CHALLENGE => Repeat each record below exactly as given.

┌─ THE INPUT

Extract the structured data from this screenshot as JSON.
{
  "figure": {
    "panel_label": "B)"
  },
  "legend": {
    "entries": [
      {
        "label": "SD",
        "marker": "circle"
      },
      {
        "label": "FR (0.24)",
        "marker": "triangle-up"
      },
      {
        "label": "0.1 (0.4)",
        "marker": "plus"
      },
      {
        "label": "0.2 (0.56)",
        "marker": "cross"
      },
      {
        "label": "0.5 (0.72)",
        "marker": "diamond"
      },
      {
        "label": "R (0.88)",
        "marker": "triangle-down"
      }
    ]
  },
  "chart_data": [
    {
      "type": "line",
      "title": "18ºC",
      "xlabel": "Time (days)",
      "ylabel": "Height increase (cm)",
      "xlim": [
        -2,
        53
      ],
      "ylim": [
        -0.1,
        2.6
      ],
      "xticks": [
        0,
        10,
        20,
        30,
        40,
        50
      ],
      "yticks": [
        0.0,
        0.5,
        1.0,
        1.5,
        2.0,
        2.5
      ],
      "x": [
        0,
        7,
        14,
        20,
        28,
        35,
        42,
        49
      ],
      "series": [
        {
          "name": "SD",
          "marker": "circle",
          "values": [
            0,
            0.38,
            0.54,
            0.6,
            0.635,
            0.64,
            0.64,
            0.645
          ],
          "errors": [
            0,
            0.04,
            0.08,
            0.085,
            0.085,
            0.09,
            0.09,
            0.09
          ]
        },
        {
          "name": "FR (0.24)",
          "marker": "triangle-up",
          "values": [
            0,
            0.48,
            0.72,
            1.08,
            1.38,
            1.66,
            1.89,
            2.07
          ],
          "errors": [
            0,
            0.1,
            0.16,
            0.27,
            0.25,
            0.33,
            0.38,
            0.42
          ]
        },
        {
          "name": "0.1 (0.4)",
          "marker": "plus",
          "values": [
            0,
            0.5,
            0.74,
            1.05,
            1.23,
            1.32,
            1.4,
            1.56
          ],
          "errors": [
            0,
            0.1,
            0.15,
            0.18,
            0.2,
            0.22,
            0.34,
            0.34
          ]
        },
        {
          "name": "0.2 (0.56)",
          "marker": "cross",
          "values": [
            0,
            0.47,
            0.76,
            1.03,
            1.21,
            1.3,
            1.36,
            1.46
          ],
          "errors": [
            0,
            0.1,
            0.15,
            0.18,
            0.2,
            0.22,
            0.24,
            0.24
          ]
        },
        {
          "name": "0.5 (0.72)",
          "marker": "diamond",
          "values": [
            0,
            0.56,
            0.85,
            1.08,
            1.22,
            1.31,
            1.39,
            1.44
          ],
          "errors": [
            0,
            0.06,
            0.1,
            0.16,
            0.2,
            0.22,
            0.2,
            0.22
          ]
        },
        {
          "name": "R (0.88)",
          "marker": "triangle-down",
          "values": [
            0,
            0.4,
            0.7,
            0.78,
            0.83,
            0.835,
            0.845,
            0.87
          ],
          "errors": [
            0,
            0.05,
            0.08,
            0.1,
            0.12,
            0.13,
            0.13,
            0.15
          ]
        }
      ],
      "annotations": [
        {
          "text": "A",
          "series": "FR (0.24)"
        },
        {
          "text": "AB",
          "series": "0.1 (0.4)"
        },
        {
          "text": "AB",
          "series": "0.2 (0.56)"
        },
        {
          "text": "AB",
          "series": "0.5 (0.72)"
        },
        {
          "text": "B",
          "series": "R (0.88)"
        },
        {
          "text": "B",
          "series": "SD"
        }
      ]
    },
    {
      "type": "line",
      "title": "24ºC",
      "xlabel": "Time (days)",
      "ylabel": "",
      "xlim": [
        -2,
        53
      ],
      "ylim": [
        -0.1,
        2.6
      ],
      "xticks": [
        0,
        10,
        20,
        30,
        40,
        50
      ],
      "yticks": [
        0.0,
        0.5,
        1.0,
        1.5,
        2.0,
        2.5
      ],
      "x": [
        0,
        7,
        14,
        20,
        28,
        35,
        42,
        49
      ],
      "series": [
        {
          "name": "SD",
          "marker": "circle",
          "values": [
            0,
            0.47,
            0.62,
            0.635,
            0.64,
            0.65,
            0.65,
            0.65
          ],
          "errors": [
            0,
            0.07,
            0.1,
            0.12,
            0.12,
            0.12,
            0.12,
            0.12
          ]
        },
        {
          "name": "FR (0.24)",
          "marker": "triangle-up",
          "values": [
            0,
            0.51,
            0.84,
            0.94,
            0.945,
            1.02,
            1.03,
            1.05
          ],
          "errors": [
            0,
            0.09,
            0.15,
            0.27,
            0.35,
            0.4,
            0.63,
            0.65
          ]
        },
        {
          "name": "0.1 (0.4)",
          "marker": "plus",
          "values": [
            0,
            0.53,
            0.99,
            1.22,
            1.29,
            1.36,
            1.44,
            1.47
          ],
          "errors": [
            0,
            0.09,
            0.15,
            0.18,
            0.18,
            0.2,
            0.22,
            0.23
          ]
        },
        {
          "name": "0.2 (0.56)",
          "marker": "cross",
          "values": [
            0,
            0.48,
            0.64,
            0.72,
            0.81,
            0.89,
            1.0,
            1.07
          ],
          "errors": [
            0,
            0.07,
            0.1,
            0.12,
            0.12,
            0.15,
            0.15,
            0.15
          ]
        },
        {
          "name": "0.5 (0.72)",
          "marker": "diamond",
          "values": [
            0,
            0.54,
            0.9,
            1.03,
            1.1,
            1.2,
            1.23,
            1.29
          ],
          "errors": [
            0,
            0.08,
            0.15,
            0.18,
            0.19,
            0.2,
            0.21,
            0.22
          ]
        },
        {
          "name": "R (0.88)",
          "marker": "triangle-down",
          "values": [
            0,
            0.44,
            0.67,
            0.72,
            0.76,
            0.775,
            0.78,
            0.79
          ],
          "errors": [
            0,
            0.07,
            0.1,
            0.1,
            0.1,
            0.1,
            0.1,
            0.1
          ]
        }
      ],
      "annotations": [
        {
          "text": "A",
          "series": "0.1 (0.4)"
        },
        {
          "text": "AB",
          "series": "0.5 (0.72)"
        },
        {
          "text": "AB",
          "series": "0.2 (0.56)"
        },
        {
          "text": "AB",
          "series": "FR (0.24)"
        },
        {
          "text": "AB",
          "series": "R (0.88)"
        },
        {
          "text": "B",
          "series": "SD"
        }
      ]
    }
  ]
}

└─

ANSWER FOR THIS EXERCISE =>
Extract the structured data from this screenshot as JSON.
{
  "figure": {
    "panel_label": "B)"
  },
  "legend": {
    "entries": [
      {
        "label": "SD",
        "marker": "circle"
      },
      {
        "label": "FR (0.24)",
        "marker": "triangle-up"
      },
      {
        "label": "0.1 (0.4)",
        "marker": "plus"
      },
      {
        "label": "0.2 (0.56)",
        "marker": "cross"
      },
      {
        "label": "0.5 (0.72)",
        "marker": "diamond"
      },
      {
        "label": "R (0.88)",
        "marker": "triangle-down"
      }
    ]
  },
  "chart_data": [
    {
      "type": "line",
      "title": "18ºC",
      "xlabel": "Time (days)",
      "ylabel": "Height increase (cm)",
      "xlim": [
        -2,
        53
      ],
      "ylim": [
        -0.1,
        2.6
      ],
      "xticks": [
        0,
        10,
        20,
        30,
        40,
        50
      ],
      "yticks": [
        0.0,
        0.5,
        1.0,
        1.5,
        2.0,
        2.5
      ],
      "x": [
        0,
        7,
        14,
        20,
        28,
        35,
        42,
        49
      ],
      "series": [
        {
          "name": "SD",
          "marker": "circle",
          "values": [
            0,
            0.38,
            0.54,
            0.6,
            0.635,
            0.64,
            0.64,
            0.645
          ],
          "errors": [
            0,
            0.04,
            0.08,
            0.085,
            0.085,
            0.09,
            0.09,
            0.09
          ]
        },
        {
          "name": "FR (0.24)",
          "marker": "triangle-up",
          "values": [
            0,
            0.48,
            0.72,
            1.08,
            1.38,
            1.66,
            1.89,
            2.07
          ],
          "errors": [
            0,
            0.1,
            0.16,
            0.27,
            0.25,
            0.33,
            0.38,
            0.42
          ]
        },
        {
          "name": "0.1 (0.4)",
          "marker": "plus",
          "values": [
            0,
            0.5,
            0.74,
            1.05,
            1.23,
            1.32,
            1.4,
            1.56
          ],
          "errors": [
            0,
            0.1,
            0.15,
            0.18,
            0.2,
            0.22,
            0.34,
            0.34
          ]
        },
        {
          "name": "0.2 (0.56)",
          "marker": "cross",
          "values": [
            0,
            0.47,
            0.76,
            1.03,
            1.21,
            1.3,
            1.36,
            1.46
          ],
          "errors": [
            0,
            0.1,
            0.15,
            0.18,
            0.2,
            0.22,
            0.24,
            0.24
          ]
        },
        {
          "name": "0.5 (0.72)",
          "marker": "diamond",
          "values": [
            0,
            0.56,
            0.85,
            1.08,
            1.22,
            1.31,
            1.39,
            1.44
          ],
          "errors": [
            0,
            0.06,
            0.1,
            0.16,
            0.2,
            0.22,
            0.2,
            0.22
          ]
        },
        {
          "name": "R (0.88)",
          "marker": "triangle-down",
          "values": [
            0,
            0.4,
            0.7,
            0.78,
            0.83,
            0.835,
            0.845,
            0.87
          ],
          "errors": [
            0,
            0.05,
            0.08,
            0.1,
            0.12,
            0.13,
            0.13,
            0.15
          ]
        }
      ],
      "annotations": [
        {
          "text": "A",
          "series": "FR (0.24)"
        },
        {
          "text": "AB",
          "series": "0.1 (0.4)"
        },
        {
          "text": "AB",
          "series": "0.2 (0.56)"
        },
        {
          "text": "AB",
          "series": "0.5 (0.72)"
        },
        {
          "text": "B",
          "series": "R (0.88)"
        },
        {
          "text": "B",
          "series": "SD"
        }
      ]
    },
    {
      "type": "line",
      "title": "24ºC",
      "xlabel": "Time (days)",
      "ylabel": "",
      "xlim": [
        -2,
        53
      ],
      "ylim": [
        -0.1,
        2.6
      ],
      "xticks": [
        0,
        10,
        20,
        30,
        40,
        50
      ],
      "yticks": [
        0.0,
        0.5,
        1.0,
        1.5,
        2.0,
        2.5
      ],
      "x": [
        0,
        7,
        14,
        20,
        28,
        35,
        42,
        49
      ],
      "series": [
        {
          "name": "SD",
          "marker": "circle",
          "values": [
            0,
            0.47,
            0.62,
            0.635,
            0.64,
            0.65,
            0.65,
            0.65
          ],
          "errors": [
            0,
            0.07,
            0.1,
            0.12,
            0.12,
            0.12,
            0.12,
            0.12
          ]
        },
        {
          "name": "FR (0.24)",
          "marker": "triangle-up",
          "values": [
            0,
            0.51,
            0.84,
            0.94,
            0.945,
            1.02,
            1.03,
            1.05
          ],
          "errors": [
            0,
            0.09,
            0.15,
            0.27,
            0.35,
            0.4,
            0.63,
            0.65
          ]
        },
        {
          "name": "0.1 (0.4)",
          "marker": "plus",
          "values": [
            0,
            0.53,
            0.99,
            1.22,
            1.29,
            1.36,
            1.44,
            1.47
          ],
          "errors": [
            0,
            0.09,
            0.15,
            0.18,
            0.18,
            0.2,
            0.22,
            0.23
          ]
        },
        {
          "name": "0.2 (0.56)",
          "marker": "cross",
          "values": [
            0,
            0.48,
            0.64,
            0.72,
            0.81,
            0.89,
            1.0,
            1.07
          ],
          "errors": [
            0,
            0.07,
            0.1,
            0.12,
            0.12,
            0.15,
            0.15,
            0.15
          ]
        },
        {
          "name": "0.5 (0.72)",
          "marker": "diamond",
          "values": [
            0,
            0.54,
            0.9,
            1.03,
            1.1,
            1.2,
            1.23,
            1.29
          ],
          "errors": [
            0,
            0.08,
            0.15,
            0.18,
            0.19,
            0.2,
            0.21,
            0.22
          ]
        },
        {
          "name": "R (0.88)",
          "marker": "triangle-down",
          "values": [
            0,
            0.44,
            0.67,
            0.72,
            0.76,
            0.775,
            0.78,
            0.79
          ],
          "errors": [
            0,
            0.07,
            0.1,
            0.1,
            0.1,
            0.1,
            0.1,
            0.1
          ]
        }
      ],
      "annotations": [
        {
          "text": "A",
          "series": "0.1 (0.4)"
        },
        {
          "text": "AB",
          "series": "0.5 (0.72)"
        },
        {
          "text": "AB",
          "series": "0.2 (0.56)"
        },
        {
          "text": "AB",
          "series": "FR (0.24)"
        },
        {
          "text": "AB",
          "series": "R (0.88)"
        },
        {
          "text": "B",
          "series": "SD"
        }
      ]
    }
  ]
}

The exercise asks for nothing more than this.